## YOUR INSTRUCTIONS
Output the full material exactly as it appears here.

▶

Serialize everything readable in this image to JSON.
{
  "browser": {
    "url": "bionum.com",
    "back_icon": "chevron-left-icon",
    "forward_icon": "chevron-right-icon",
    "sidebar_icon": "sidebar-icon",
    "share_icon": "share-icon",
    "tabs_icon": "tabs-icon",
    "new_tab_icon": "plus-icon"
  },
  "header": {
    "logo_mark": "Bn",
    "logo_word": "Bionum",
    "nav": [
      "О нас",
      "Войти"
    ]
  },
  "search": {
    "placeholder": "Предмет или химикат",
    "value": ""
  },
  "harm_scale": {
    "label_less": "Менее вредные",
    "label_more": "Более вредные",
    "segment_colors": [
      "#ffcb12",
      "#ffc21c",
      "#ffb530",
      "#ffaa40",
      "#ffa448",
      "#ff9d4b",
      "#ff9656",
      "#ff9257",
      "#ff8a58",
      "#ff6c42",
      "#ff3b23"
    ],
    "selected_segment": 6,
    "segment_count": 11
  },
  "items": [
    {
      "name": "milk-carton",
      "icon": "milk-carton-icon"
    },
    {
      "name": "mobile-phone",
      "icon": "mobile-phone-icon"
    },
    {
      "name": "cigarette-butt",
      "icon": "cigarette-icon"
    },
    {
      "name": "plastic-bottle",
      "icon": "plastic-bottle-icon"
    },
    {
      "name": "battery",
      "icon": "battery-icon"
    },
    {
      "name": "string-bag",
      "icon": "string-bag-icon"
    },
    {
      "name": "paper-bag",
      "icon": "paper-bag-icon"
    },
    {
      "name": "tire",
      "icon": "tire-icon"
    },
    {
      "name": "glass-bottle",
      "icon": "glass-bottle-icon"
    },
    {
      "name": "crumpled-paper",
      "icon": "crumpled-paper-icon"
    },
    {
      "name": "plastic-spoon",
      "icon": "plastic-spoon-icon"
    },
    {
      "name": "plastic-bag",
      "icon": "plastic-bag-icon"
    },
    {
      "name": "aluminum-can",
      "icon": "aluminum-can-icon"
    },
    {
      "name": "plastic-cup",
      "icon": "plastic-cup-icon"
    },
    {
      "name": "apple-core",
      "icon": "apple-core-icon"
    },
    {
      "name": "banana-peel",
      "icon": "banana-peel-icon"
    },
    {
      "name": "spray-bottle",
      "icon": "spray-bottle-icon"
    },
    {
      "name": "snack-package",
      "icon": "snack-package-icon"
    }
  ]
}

◀

## THE ANSWER
Serialize everything readable in this image to JSON.
{
  "browser": {
    "url": "bionum.com",
    "back_icon": "chevron-left-icon",
    "forward_icon": "chevron-right-icon",
    "sidebar_icon": "sidebar-icon",
    "share_icon": "share-icon",
    "tabs_icon": "tabs-icon",
    "new_tab_icon": "plus-icon"
  },
  "header": {
    "logo_mark": "Bn",
    "logo_word": "Bionum",
    "nav": [
      "О нас",
      "Войти"
    ]
  },
  "search": {
    "placeholder": "Предмет или химикат",
    "value": ""
  },
  "harm_scale": {
    "label_less": "Менее вредные",
    "label_more": "Более вредные",
    "segment_colors": [
      "#ffcb12",
      "#ffc21c",
      "#ffb530",
      "#ffaa40",
      "#ffa448",
      "#ff9d4b",
      "#ff9656",
      "#ff9257",
      "#ff8a58",
      "#ff6c42",
      "#ff3b23"
    ],
    "selected_segment": 6,
    "segment_count": 11
  },
  "items": [
    {
      "name": "milk-carton",
      "icon": "milk-carton-icon"
    },
    {
      "name": "mobile-phone",
      "icon": "mobile-phone-icon"
    },
    {
      "name": "cigarette-butt",
      "icon": "cigarette-icon"
    },
    {
      "name": "plastic-bottle",
      "icon": "plastic-bottle-icon"
    },
    {
      "name": "battery",
      "icon": "battery-icon"
    },
    {
      "name": "string-bag",
      "icon": "string-bag-icon"
    },
    {
      "name": "paper-bag",
      "icon": "paper-bag-icon"
    },
    {
      "name": "tire",
      "icon": "tire-icon"
    },
    {
      "name": "glass-bottle",
      "icon": "glass-bottle-icon"
    },
    {
      "name": "crumpled-paper",
      "icon": "crumpled-paper-icon"
    },
    {
      "name": "plastic-spoon",
      "icon": "plastic-spoon-icon"
    },
    {
      "name": "plastic-bag",
      "icon": "plastic-bag-icon"
    },
    {
      "name": "aluminum-can",
      "icon": "aluminum-can-icon"
    },
    {
      "name": "plastic-cup",
      "icon": "plastic-cup-icon"
    },
    {
      "name": "apple-core",
      "icon": "apple-core-icon"
    },
    {
      "name": "banana-peel",
      "icon": "banana-peel-icon"
    },
    {
      "name": "spray-bottle",
      "icon": "spray-bottle-icon"
    },
    {
      "name": "snack-package",
      "icon": "snack-package-icon"
    }
  ]
}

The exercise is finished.